### Written problem:
Take the items from the first line through the line that contains "- cell-year: 2003: [30, 195, 66, 212]", and give those lines again with "table-row" renamed to "data-row" wherever it occurs, leaving everything else as it stands.
--- begin Recorded data ---
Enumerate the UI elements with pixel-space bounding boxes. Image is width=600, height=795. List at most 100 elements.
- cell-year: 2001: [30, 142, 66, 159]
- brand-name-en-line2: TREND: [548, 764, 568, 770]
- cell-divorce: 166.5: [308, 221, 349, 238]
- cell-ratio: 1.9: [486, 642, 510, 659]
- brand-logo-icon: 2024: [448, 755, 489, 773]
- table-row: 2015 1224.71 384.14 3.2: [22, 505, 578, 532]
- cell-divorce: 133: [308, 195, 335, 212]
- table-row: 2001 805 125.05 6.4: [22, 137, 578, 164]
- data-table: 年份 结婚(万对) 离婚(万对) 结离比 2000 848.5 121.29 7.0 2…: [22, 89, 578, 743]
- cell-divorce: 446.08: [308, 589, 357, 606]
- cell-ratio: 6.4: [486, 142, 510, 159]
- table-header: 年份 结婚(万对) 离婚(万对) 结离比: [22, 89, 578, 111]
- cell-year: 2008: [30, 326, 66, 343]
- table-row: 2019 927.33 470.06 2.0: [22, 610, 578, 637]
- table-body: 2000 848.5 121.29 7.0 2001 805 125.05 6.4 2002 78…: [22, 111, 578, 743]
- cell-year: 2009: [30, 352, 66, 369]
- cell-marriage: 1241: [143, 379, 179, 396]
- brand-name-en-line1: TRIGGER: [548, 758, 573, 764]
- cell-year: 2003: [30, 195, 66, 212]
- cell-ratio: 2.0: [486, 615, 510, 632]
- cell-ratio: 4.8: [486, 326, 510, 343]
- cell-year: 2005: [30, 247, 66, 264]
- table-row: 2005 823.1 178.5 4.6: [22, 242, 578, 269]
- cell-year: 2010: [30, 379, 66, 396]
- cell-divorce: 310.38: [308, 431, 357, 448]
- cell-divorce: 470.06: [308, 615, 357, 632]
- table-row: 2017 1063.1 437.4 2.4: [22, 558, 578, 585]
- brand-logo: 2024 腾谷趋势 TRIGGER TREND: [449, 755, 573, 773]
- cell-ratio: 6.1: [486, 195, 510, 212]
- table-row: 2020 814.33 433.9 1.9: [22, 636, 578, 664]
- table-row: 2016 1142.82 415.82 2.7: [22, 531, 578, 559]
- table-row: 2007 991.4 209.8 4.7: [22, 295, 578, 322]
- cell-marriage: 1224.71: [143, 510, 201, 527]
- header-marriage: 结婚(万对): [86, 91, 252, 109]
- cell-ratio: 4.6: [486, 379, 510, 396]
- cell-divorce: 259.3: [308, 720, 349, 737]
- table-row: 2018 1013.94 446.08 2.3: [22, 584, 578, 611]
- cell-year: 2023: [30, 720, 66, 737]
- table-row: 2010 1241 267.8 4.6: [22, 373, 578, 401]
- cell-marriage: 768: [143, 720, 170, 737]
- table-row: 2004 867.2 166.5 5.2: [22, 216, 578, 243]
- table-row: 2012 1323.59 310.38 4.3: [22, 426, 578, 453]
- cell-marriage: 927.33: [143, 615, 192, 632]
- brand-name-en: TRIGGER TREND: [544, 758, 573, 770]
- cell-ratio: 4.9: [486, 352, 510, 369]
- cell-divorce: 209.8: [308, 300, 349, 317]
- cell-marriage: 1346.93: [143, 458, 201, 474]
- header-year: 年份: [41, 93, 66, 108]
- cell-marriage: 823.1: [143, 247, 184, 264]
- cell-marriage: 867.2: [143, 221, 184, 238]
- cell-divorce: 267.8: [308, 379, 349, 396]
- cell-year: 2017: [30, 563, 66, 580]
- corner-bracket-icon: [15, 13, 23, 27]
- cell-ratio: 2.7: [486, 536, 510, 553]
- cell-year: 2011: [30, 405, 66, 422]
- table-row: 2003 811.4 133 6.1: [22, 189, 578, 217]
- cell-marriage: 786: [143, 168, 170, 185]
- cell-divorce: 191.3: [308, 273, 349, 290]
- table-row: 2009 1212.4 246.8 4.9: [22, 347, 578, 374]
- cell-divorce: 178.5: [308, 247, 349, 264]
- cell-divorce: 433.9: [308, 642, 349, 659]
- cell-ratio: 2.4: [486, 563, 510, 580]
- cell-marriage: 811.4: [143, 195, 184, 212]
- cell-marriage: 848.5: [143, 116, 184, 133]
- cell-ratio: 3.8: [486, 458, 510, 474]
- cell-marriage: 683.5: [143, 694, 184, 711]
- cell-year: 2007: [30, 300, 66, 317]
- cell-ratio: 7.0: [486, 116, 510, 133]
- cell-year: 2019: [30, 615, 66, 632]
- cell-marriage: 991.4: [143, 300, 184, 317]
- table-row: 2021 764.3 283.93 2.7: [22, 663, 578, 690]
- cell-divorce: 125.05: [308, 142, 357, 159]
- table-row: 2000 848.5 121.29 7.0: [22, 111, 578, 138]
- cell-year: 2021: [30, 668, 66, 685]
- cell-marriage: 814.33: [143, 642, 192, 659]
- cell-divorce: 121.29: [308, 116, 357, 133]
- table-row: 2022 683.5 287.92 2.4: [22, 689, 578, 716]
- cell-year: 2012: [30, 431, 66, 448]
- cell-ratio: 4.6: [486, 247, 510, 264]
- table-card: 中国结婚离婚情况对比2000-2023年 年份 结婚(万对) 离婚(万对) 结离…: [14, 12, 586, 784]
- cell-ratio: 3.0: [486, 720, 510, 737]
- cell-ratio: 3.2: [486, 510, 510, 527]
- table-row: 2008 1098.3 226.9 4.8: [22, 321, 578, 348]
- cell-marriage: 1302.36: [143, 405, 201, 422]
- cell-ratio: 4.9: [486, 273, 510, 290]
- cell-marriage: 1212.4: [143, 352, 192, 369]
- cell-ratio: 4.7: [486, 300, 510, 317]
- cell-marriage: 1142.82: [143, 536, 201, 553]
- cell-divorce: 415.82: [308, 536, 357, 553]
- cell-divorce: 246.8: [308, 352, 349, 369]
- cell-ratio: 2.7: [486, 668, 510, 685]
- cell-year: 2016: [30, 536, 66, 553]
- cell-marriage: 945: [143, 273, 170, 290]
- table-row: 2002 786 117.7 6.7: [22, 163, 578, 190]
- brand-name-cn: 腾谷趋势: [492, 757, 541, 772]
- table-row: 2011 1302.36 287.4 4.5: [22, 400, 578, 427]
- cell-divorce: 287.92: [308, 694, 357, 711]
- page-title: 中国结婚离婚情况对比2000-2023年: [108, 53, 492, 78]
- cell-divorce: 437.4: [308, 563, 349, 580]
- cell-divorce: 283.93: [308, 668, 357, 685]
--- end Recorded data ---
### Complete response:
Enumerate the UI elements with pixel-space bounding boxes. Image is width=600, height=795. List at most 100 elements.
- cell-year: 2001: [30, 142, 66, 159]
- brand-name-en-line2: TREND: [548, 764, 568, 770]
- cell-divorce: 166.5: [308, 221, 349, 238]
- cell-ratio: 1.9: [486, 642, 510, 659]
- brand-logo-icon: 2024: [448, 755, 489, 773]
- data-row: 2015 1224.71 384.14 3.2: [22, 505, 578, 532]
- cell-divorce: 133: [308, 195, 335, 212]
- data-row: 2001 805 125.05 6.4: [22, 137, 578, 164]
- data-table: 年份 结婚(万对) 离婚(万对) 结离比 2000 848.5 121.29 7.0 2…: [22, 89, 578, 743]
- cell-divorce: 446.08: [308, 589, 357, 606]
- cell-ratio: 6.4: [486, 142, 510, 159]
- table-header: 年份 结婚(万对) 离婚(万对) 结离比: [22, 89, 578, 111]
- cell-year: 2008: [30, 326, 66, 343]
- data-row: 2019 927.33 470.06 2.0: [22, 610, 578, 637]
- table-body: 2000 848.5 121.29 7.0 2001 805 125.05 6.4 2002 78…: [22, 111, 578, 743]
- cell-year: 2009: [30, 352, 66, 369]
- cell-marriage: 1241: [143, 379, 179, 396]
- brand-name-en-line1: TRIGGER: [548, 758, 573, 764]
- cell-year: 2003: [30, 195, 66, 212]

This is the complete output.